** SOURCE DOCUMENT follows **

Obviously, many people in Florida would be bankrupted by a $60,000 assessment; many more will be reluctant to support beach property owners. As our failure to cope with the climate crisis is now driving a mounting number of property disasters, the cumulative financial risk is taking the shape of a national crisis. Senator Sheldon Whitehouse has requested from Florida the data to support a public analysis of the situation in that state; apparently 35 other states await attention. https://thinc.blog/2024/03/20/senators-probe-florida-insurance-fund-for-climate-risk/ 

Sent 3/2

Success in controlling greenhouse gas emissions alone will not take us to a safe place. We also need somehow to draw down and sequester some of the carbon we have already put and are putting into the atmosphere. That will require a scalable, efficient technology, featuring a secure and harmless way to sequester the carbon. It will help if it is cheap. Methods which are covert ways of continuing to burn fossil fuels while capturing some of their emissions need not apply.

A couple of years ago SeaChange, developed at UCLA, looked as if it might rise to the occasion. Electrolysis chambers dragged by ships and powered by solar cells would fix aquatic carbon in mineral form and release it to the sea bottom. Now, after successful pilots, most recently in Singapore, the project has resulted in fixed plants along the shore and SeaChange has been renamed. Equatic and the UCLA Institute for Carbon Management are moving through a development process with the goal of scaling and commercializing the process globally.

The process produces hydrogen as a byproduct; it will be used to drive the plants once they are in operation. The plants remove atmospheric as well as aquatic carbon. https://samueli.ucla.edu/ucla-institute-for-carbon-management-and-equatic-to-build-the-worlds-largest-ocean-based-carbon-removal-plant-in-singapore/

Equatic is already the target of distortion and dismissal. Inside Climate News provides some examples, perhaps through confusion with other aquatic proposals. https://insideclimatenews.org/news/01032024/todays-climate-ocean-carbon-capture-climate-change/  I take the propaganda effort which appears to lie behind the article as an indication of a promising future for Equatic and UCLA’s mission. At least someone appears to see Equatic as a threat to business as usual.

** End of SOURCE DOCUMENT **
** DATASET EXTRACT follows **

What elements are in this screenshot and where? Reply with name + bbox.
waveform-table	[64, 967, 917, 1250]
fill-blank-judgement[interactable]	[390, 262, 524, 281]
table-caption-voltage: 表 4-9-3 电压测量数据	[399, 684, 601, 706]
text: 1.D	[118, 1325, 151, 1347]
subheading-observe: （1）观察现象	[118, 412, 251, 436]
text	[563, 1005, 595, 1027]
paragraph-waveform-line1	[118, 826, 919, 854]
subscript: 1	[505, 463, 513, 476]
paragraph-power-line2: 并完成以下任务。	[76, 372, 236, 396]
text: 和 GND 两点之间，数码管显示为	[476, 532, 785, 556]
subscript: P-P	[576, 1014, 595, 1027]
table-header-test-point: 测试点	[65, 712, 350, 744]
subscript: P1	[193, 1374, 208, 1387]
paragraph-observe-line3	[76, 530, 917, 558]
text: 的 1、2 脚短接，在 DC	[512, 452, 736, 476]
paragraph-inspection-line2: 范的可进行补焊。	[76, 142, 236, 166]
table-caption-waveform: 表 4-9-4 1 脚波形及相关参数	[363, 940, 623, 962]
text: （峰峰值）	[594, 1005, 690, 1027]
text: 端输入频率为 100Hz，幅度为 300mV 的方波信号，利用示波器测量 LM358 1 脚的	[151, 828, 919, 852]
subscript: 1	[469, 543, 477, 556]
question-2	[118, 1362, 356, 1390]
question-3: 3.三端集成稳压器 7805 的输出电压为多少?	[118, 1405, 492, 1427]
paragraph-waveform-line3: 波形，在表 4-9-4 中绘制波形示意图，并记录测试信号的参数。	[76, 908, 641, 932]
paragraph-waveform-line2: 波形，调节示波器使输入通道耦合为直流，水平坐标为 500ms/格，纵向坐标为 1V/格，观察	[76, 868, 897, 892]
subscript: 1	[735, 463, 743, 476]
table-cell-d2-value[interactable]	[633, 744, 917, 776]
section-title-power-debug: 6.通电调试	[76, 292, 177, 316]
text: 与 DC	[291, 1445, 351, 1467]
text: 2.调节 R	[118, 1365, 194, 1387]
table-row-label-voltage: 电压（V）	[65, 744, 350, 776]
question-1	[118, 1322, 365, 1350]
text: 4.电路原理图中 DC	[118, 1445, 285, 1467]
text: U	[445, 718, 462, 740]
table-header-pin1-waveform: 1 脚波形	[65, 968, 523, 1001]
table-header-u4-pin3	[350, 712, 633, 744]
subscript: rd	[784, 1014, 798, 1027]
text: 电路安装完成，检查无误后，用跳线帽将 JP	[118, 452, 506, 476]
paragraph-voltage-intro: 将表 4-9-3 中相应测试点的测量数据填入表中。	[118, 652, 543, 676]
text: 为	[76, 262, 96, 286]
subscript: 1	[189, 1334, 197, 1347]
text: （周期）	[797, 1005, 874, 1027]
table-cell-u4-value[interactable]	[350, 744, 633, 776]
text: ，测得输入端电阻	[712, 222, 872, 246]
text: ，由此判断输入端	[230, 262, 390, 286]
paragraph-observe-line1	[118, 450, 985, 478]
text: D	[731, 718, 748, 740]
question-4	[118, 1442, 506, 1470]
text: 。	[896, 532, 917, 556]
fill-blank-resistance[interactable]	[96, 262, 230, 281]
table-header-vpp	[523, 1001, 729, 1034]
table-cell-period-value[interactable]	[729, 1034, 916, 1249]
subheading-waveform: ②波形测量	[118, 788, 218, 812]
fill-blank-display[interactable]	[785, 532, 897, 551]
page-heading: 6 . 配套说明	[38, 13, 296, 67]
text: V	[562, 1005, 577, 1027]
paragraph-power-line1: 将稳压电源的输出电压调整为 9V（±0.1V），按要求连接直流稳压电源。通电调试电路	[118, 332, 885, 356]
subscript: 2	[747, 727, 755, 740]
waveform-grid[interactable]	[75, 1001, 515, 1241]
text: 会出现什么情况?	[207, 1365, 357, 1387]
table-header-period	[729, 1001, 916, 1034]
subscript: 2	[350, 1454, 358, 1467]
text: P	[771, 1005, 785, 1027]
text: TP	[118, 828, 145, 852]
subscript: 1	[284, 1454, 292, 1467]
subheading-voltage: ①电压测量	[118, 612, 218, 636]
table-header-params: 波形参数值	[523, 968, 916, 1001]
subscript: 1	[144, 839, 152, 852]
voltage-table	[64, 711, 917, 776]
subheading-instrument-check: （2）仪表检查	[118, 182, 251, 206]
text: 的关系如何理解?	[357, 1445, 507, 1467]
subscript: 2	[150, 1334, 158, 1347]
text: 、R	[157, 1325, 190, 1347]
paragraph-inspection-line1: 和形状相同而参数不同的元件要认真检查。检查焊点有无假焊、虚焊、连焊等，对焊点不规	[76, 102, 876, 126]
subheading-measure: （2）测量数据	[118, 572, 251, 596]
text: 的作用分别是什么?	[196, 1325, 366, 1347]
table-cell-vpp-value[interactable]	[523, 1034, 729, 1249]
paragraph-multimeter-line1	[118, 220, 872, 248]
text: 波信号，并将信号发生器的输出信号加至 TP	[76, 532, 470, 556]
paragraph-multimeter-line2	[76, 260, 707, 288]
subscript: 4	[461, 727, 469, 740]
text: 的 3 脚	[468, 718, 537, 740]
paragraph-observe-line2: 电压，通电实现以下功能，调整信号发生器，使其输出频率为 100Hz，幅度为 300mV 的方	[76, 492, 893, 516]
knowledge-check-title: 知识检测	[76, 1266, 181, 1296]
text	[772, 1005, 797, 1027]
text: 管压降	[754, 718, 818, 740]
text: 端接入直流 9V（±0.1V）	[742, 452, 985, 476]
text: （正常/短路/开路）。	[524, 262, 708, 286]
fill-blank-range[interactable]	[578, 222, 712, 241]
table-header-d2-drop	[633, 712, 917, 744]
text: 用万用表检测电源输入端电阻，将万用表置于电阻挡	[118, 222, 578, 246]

** End of DATASET EXTRACT **

* **REQUIREMENT 1**:
Answer each question from the climate commentary.
(a) What assessment amount does the commentary say would bankrupt many people in Florida?
(b) Where did the most recent pilot of the SeaChange project take place?
(c) What byproduct does the process produce, and what will it be used for?
* **REQUIREMENT 2**: Transcribe the part of the climate commentary that begins at the words "A couple of" and stops after the words "the process globally.".
* **REQUIREMENT 3**: Pick up the climate commentary after its final sentence and continue it.

* **ANSWER BOX 1**:
(a) $60,000
(b) Singapore
(c) Hydrogen, which will be used to drive the plants once they are in operation.

* **ANSWER BOX 2**:
A couple of years ago SeaChange, developed at UCLA, looked as if it might rise to the occasion. Electrolysis chambers dragged by ships and powered by solar cells would fix aquatic carbon in mineral form and release it to the sea bottom. Now, after successful pilots, most recently in Singapore, the project has resulted in fixed plants along the shore and SeaChange has been renamed. Equatic and the UCLA Institute for Carbon Management are moving through a development process with the goal of scaling and commercializing the process globally.

* **ANSWER BOX 3**:
Sent 1/23

The National Academies of Science, Engineering, and Medicine this month published Community-Driven Relocation: Recommendations for the US Gulf Coast Region and Beyond. https://www.nationalacademies.org/news/2024/01/recovery-agencies-should-proactively-plan-for-community-relocation-before-and-after-climate-disasters-says-new-report

The report (linked at the bottom of the news notice above) looks to be occasioned by a Community-Driven Relocation Subcommittee established by the Biden Administration in 2022 and co-chaired by representatives from FEMA and the Department of the Interior. https://www.fema.gov/fact-sheet/fema-efforts-advancing-community-driven-relocation

It is time for federal agencies such as FEMA, US Army Corps of Engineers, and US Department of Housing and Urban Development to  foster proactive planning for the relocation of communities under pressure from climate change.  “For successful relocation, community input should drive the planning process, and policies at the federal, state, and local levels should focus on prioritizing well-being and the establishment of equitable decision-making processes.”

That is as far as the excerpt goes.